▶ **Aim of the task**
Swap "table-field" for "table-column" in the entries, starting with the line with "table-field[interactable]: завод <box>265" and going on through the line with "table-title[interactable]: заказы на двигатели". Give back only those lines, with nothing else changed.
--
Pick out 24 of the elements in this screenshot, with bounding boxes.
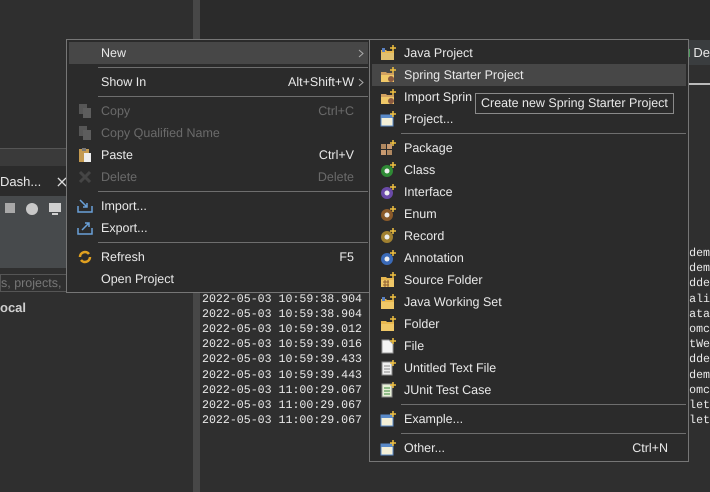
log-timestamp: 2022-05-03 11:00:29.067 <box>202 398 362 414</box>
log-text: tWe <box>689 337 710 352</box>
log-timestamp: 2022-05-03 10:59:39.443 <box>202 368 362 383</box>
log-text: ali <box>689 292 710 307</box>
log-text: omc <box>689 382 710 398</box>
log-text: omc <box>689 322 710 338</box>
log-text: dem <box>689 368 710 383</box>
log-timestamp: 2022-05-03 10:59:39.012 <box>202 322 362 338</box>
log-text: let <box>689 413 710 428</box>
log-text: dde <box>689 352 710 368</box>
tab-label: Dash... <box>0 174 42 188</box>
tooltip: Create new Spring Starter Project <box>475 93 674 114</box>
log-timestamp: 2022-05-03 11:00:29.067 <box>202 382 362 398</box>
log-text: dde <box>689 276 710 292</box>
log-timestamp: 2022-05-03 11:00:29.067 <box>202 413 362 428</box>
log-timestamp: 2022-05-03 10:59:38.904 <box>202 292 362 307</box>
log-text: let <box>689 398 710 414</box>
tab-label: De <box>693 45 710 60</box>
log-timestamp: 2022-05-03 10:59:38.904 <box>202 306 362 322</box>
log-text: ata <box>689 306 710 322</box>
log-text: dem <box>689 246 710 262</box>
log-text: dem <box>689 261 710 276</box>
log-timestamp: 2022-05-03 10:59:39.016 <box>202 337 362 352</box>
log-timestamp: 2022-05-03 10:59:39.433 <box>202 352 362 368</box>
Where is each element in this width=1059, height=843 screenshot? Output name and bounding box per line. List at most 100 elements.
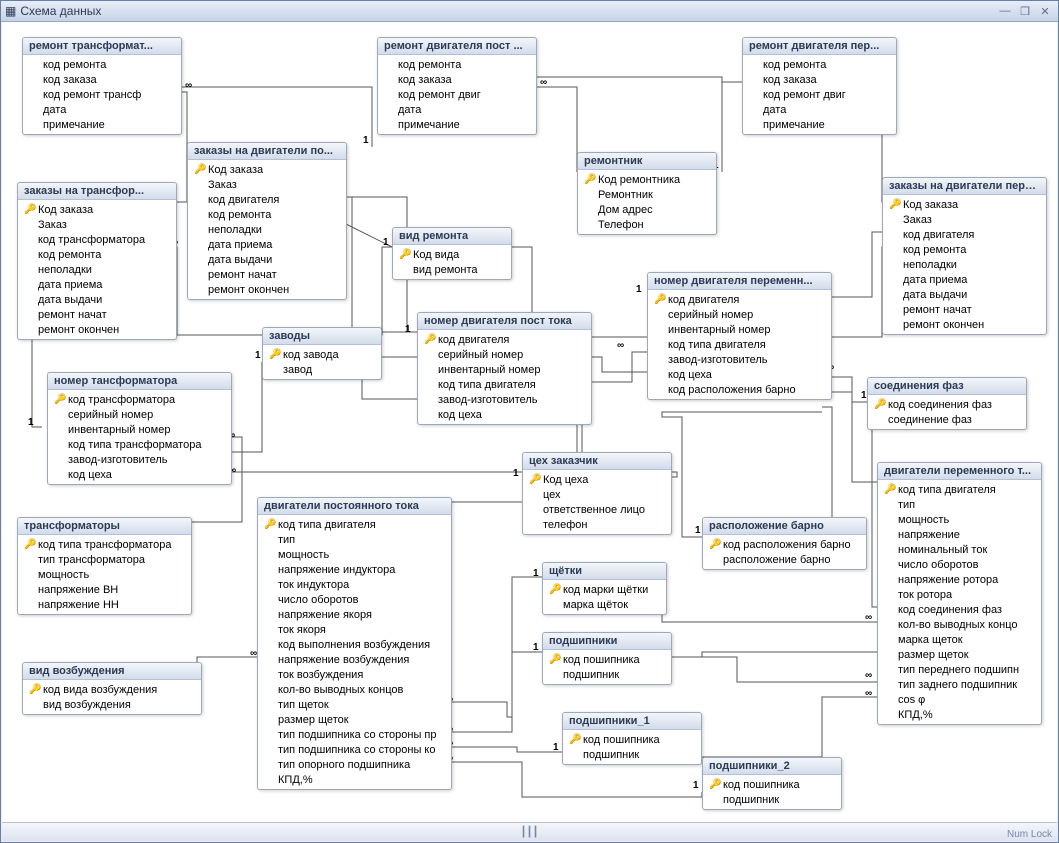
table-field[interactable]: завод <box>265 362 379 377</box>
table-field[interactable]: 🔑код типа двигателя <box>880 482 1039 497</box>
table-field[interactable]: дата приема <box>190 237 344 252</box>
table-field[interactable]: цех <box>525 487 669 502</box>
table-field[interactable]: напряжение ротора <box>880 572 1039 587</box>
table-title[interactable]: заказы на двигатели по... <box>188 143 346 160</box>
table-zakazy-transf[interactable]: заказы на трансфор... 🔑Код заказаЗаказкод… <box>17 182 177 340</box>
table-field[interactable]: неполадки <box>190 222 344 237</box>
table-field[interactable]: серийный номер <box>420 347 589 362</box>
table-title[interactable]: ремонтник <box>578 153 716 170</box>
table-field[interactable]: тип подшипника со стороны ко <box>260 742 449 757</box>
table-field[interactable]: код цеха <box>650 367 829 382</box>
table-nomer-transf[interactable]: номер тансформатора🔑код трансформаторасе… <box>47 372 232 485</box>
table-field[interactable]: вид возбуждения <box>25 697 199 712</box>
table-field[interactable]: код выполнения возбуждения <box>260 637 449 652</box>
table-field[interactable]: тип опорного подшипника <box>260 757 449 772</box>
table-field[interactable]: серийный номер <box>50 407 229 422</box>
table-field[interactable]: 🔑код двигателя <box>650 292 829 307</box>
table-field[interactable]: ток ротора <box>880 587 1039 602</box>
table-field[interactable]: 🔑Код вида <box>395 247 509 262</box>
table-field[interactable]: код ремонта <box>885 242 1044 257</box>
table-field[interactable]: Телефон <box>580 217 714 232</box>
table-title[interactable]: подшипники <box>543 633 671 650</box>
table-field[interactable]: неполадки <box>20 262 174 277</box>
table-field[interactable]: дата приема <box>20 277 174 292</box>
table-field[interactable]: 🔑код завода <box>265 347 379 362</box>
table-field[interactable]: расположение барно <box>705 552 864 567</box>
table-field[interactable]: 🔑код типа двигателя <box>260 517 449 532</box>
table-field[interactable]: код типа трансформатора <box>50 437 229 452</box>
table-field[interactable]: подшипник <box>705 792 839 807</box>
table-podship2[interactable]: подшипники_2🔑код пошипникаподшипник <box>702 757 842 810</box>
table-transformatory[interactable]: трансформаторы🔑код типа трансформаторати… <box>17 517 192 615</box>
table-field[interactable]: cos φ <box>880 692 1039 707</box>
table-dvig-per[interactable]: двигатели переменного т...🔑код типа двиг… <box>877 462 1042 725</box>
table-field[interactable]: тип заднего подшипник <box>880 677 1039 692</box>
table-field[interactable]: код трансформатора <box>20 232 174 247</box>
table-field[interactable]: мощность <box>20 567 189 582</box>
table-field[interactable]: код ремонта <box>745 57 894 72</box>
table-field[interactable]: напряжение якоря <box>260 607 449 622</box>
table-field[interactable]: напряжение индуктора <box>260 562 449 577</box>
table-field[interactable]: 🔑Код заказа <box>190 162 344 177</box>
table-field[interactable]: инвентарный номер <box>420 362 589 377</box>
table-field[interactable]: число оборотов <box>260 592 449 607</box>
table-field[interactable]: ремонт начат <box>20 307 174 322</box>
table-field[interactable]: код типа двигателя <box>420 377 589 392</box>
table-field[interactable]: ремонт начат <box>885 302 1044 317</box>
table-field[interactable]: число оборотов <box>880 557 1039 572</box>
titlebar[interactable]: ▦ Схема данных — ❐ ✕ <box>1 1 1058 22</box>
table-field[interactable]: код цеха <box>50 467 229 482</box>
table-field[interactable]: завод-изготовитель <box>420 392 589 407</box>
table-field[interactable]: код соединения фаз <box>880 602 1039 617</box>
maximize-button[interactable]: ❐ <box>1016 4 1034 18</box>
table-podship1[interactable]: подшипники_1🔑код пошипникаподшипник <box>562 712 702 765</box>
table-soed-faz[interactable]: соединения фаз🔑код соединения фазсоедине… <box>867 377 1027 430</box>
close-button[interactable]: ✕ <box>1036 4 1054 18</box>
table-field[interactable]: мощность <box>260 547 449 562</box>
table-field[interactable]: 🔑код марки щётки <box>545 582 664 597</box>
table-title[interactable]: номер тансформатора <box>48 373 231 390</box>
table-field[interactable]: серийный номер <box>650 307 829 322</box>
table-field[interactable]: 🔑код двигателя <box>420 332 589 347</box>
table-field[interactable]: ток индуктора <box>260 577 449 592</box>
table-title[interactable]: заказы на трансфор... <box>18 183 176 200</box>
table-field[interactable]: подшипник <box>545 667 669 682</box>
table-title[interactable]: расположение барно <box>703 518 866 535</box>
table-field[interactable]: Дом адрес <box>580 202 714 217</box>
table-field[interactable]: Заказ <box>885 212 1044 227</box>
table-field[interactable]: тип <box>880 497 1039 512</box>
table-field[interactable]: примечание <box>25 117 179 132</box>
table-tseh[interactable]: цех заказчик🔑Код цехацехответственное ли… <box>522 452 672 535</box>
table-field[interactable]: телефон <box>525 517 669 532</box>
table-field[interactable]: код ремонта <box>190 207 344 222</box>
table-field[interactable]: дата <box>380 102 534 117</box>
table-field[interactable]: 🔑Код ремонтника <box>580 172 714 187</box>
table-shchetki[interactable]: щётки🔑код марки щёткимарка щёток <box>542 562 667 615</box>
table-field[interactable]: инвентарный номер <box>650 322 829 337</box>
table-title[interactable]: номер двигателя пост тока <box>418 313 591 330</box>
table-title[interactable]: ремонт трансформат... <box>23 38 181 55</box>
diagram-canvas[interactable]: ∞ 1 ∞ 1 ∞ 1 ∞ 1 1 ∞ ∞ 1 ∞ ∞ 1 1 1 1 ∞ 1 … <box>2 22 1057 822</box>
table-dvig-post[interactable]: двигатели постоянного тока 🔑код типа двиг… <box>257 497 452 790</box>
table-title[interactable]: двигатели постоянного тока <box>258 498 451 515</box>
table-field[interactable]: 🔑код типа трансформатора <box>20 537 189 552</box>
table-field[interactable]: ответственное лицо <box>525 502 669 517</box>
table-field[interactable]: Заказ <box>20 217 174 232</box>
table-field[interactable]: 🔑код пошипника <box>705 777 839 792</box>
table-field[interactable]: тип подшипника со стороны пр <box>260 727 449 742</box>
table-field[interactable]: размер щеток <box>880 647 1039 662</box>
table-field[interactable]: тип <box>260 532 449 547</box>
table-field[interactable]: ток якоря <box>260 622 449 637</box>
table-field[interactable]: тип переднего подшипн <box>880 662 1039 677</box>
table-field[interactable]: подшипник <box>565 747 699 762</box>
table-title[interactable]: вид возбуждения <box>23 663 201 680</box>
table-zakazy-dvig-per[interactable]: заказы на двигатели пере...🔑Код заказаЗа… <box>882 177 1047 335</box>
minimize-button[interactable]: — <box>996 4 1014 18</box>
table-field[interactable]: 🔑Код заказа <box>885 197 1044 212</box>
table-field[interactable]: код заказа <box>745 72 894 87</box>
table-field[interactable]: соединение фаз <box>870 412 1024 427</box>
table-field[interactable]: 🔑Код заказа <box>20 202 174 217</box>
table-field[interactable]: тип щеток <box>260 697 449 712</box>
table-podship[interactable]: подшипники🔑код пошипникаподшипник <box>542 632 672 685</box>
table-field[interactable]: марка щеток <box>880 632 1039 647</box>
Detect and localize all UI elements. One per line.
--
▶ **Reply**
table-column[interactable]: завод <box>265 362 379 377</box>
table-column[interactable]: 🔑код типа двигателя <box>880 482 1039 497</box>
table-column[interactable]: дата приема <box>190 237 344 252</box>
table-column[interactable]: цех <box>525 487 669 502</box>
table-column[interactable]: напряжение ротора <box>880 572 1039 587</box>
table-title[interactable]: заказы на двигатели по... <box>188 143 346 160</box>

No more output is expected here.